Report every line below that holds the word "types".

◆ **Records from a data source**
▼

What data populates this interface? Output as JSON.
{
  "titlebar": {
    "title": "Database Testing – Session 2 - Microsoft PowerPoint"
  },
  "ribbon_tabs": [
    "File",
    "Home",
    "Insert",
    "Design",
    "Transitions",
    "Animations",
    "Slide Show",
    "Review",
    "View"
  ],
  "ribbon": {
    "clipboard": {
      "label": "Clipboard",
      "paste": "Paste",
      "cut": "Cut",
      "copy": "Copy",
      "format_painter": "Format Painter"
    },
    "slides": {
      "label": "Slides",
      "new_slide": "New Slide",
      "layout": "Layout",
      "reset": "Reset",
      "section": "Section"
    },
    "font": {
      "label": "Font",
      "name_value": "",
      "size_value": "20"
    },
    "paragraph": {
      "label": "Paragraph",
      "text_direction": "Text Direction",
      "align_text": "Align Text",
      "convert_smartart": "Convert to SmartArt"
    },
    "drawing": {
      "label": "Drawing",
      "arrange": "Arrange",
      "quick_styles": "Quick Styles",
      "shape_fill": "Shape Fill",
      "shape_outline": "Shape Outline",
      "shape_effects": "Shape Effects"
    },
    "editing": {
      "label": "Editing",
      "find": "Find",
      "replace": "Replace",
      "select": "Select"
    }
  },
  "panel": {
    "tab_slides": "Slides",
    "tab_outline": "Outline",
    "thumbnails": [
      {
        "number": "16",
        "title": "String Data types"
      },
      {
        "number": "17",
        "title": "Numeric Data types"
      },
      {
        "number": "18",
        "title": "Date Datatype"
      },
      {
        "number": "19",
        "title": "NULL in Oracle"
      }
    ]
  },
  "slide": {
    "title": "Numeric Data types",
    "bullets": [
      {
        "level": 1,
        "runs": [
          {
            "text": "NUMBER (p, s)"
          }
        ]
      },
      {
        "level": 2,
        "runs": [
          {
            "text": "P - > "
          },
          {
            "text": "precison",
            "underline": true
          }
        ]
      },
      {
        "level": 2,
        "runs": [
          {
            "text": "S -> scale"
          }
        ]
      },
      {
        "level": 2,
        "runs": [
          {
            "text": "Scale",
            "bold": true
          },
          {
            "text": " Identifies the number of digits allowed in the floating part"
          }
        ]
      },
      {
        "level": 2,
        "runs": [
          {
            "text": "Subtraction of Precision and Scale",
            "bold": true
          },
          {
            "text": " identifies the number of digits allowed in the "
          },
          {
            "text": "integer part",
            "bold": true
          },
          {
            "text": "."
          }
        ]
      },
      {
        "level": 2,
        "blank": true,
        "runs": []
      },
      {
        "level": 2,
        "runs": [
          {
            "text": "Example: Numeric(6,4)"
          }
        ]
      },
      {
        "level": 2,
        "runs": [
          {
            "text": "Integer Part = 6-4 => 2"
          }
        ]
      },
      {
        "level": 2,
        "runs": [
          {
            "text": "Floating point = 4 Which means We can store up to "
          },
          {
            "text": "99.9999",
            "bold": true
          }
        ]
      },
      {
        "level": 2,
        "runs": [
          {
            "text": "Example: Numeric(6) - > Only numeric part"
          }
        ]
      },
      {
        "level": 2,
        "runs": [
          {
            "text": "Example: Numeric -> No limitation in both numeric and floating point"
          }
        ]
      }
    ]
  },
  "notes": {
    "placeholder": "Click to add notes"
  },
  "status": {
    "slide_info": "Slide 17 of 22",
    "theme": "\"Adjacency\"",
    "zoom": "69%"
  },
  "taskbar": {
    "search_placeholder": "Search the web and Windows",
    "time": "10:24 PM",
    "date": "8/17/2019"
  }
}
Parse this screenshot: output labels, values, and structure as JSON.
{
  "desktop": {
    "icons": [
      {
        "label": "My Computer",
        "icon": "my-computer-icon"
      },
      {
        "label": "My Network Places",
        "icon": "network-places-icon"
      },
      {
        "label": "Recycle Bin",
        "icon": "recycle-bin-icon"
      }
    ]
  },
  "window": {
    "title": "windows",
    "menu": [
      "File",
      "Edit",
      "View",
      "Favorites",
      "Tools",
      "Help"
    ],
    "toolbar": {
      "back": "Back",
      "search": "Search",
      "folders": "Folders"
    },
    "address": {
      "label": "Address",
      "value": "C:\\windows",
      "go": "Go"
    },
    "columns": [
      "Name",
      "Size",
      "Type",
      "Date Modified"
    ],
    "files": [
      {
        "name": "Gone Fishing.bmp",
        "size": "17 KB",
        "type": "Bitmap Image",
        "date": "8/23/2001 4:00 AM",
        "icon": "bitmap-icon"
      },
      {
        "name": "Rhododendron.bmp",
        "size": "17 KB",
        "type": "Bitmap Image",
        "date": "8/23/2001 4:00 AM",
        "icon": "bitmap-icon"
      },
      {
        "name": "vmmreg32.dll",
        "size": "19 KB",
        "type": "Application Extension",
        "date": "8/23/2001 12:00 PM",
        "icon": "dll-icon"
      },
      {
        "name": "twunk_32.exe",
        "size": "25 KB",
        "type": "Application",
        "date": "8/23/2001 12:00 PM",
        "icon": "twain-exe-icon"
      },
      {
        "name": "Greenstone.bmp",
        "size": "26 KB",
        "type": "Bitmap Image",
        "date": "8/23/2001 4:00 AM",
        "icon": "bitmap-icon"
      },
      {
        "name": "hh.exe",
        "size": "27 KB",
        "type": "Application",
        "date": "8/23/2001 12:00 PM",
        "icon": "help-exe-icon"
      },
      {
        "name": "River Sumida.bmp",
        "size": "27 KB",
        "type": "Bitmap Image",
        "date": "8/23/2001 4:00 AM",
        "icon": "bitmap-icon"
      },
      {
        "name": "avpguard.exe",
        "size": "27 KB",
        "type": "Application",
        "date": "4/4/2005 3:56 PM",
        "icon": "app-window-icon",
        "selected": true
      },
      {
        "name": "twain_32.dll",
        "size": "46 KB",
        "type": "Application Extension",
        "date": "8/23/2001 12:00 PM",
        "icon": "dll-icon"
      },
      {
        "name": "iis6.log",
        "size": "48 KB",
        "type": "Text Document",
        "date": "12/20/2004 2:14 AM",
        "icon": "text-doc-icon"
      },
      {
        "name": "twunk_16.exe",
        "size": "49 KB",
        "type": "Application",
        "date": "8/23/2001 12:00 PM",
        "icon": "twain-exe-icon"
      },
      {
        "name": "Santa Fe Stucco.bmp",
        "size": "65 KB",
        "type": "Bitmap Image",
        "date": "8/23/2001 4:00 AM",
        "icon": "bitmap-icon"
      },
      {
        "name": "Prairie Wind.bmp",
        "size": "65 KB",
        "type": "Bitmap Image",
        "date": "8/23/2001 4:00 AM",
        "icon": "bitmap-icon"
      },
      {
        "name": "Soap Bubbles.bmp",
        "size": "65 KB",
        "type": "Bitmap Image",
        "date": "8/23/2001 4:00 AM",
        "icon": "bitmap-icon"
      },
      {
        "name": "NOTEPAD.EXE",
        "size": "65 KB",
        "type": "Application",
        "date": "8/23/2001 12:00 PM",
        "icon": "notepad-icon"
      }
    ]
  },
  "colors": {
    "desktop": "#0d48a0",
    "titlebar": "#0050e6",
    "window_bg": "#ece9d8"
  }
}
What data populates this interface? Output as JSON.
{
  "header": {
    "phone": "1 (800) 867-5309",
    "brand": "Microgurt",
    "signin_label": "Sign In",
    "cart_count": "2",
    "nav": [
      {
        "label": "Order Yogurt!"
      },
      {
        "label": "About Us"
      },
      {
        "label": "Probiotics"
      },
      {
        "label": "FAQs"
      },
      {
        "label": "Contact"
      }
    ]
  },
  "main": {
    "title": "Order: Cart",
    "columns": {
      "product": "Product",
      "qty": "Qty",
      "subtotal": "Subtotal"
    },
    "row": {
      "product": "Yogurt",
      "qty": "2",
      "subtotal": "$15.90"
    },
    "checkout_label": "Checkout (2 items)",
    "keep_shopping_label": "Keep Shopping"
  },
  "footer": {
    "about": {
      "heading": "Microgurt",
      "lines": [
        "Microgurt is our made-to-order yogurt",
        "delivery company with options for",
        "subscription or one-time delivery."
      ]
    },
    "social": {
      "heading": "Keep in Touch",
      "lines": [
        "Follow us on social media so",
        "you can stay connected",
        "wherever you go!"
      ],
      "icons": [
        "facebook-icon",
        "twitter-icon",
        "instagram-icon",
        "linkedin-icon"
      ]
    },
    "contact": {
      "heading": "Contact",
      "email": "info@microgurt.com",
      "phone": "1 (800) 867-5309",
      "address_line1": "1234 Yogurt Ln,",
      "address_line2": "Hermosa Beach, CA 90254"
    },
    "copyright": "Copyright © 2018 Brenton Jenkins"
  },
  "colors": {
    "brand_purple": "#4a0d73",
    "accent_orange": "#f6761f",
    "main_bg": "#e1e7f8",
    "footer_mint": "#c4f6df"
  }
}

▲

◆ **EXERCISE RESPONSE**
        "title": "String Data types"
        "title": "Numeric Data types"
    "title": "Numeric Data types",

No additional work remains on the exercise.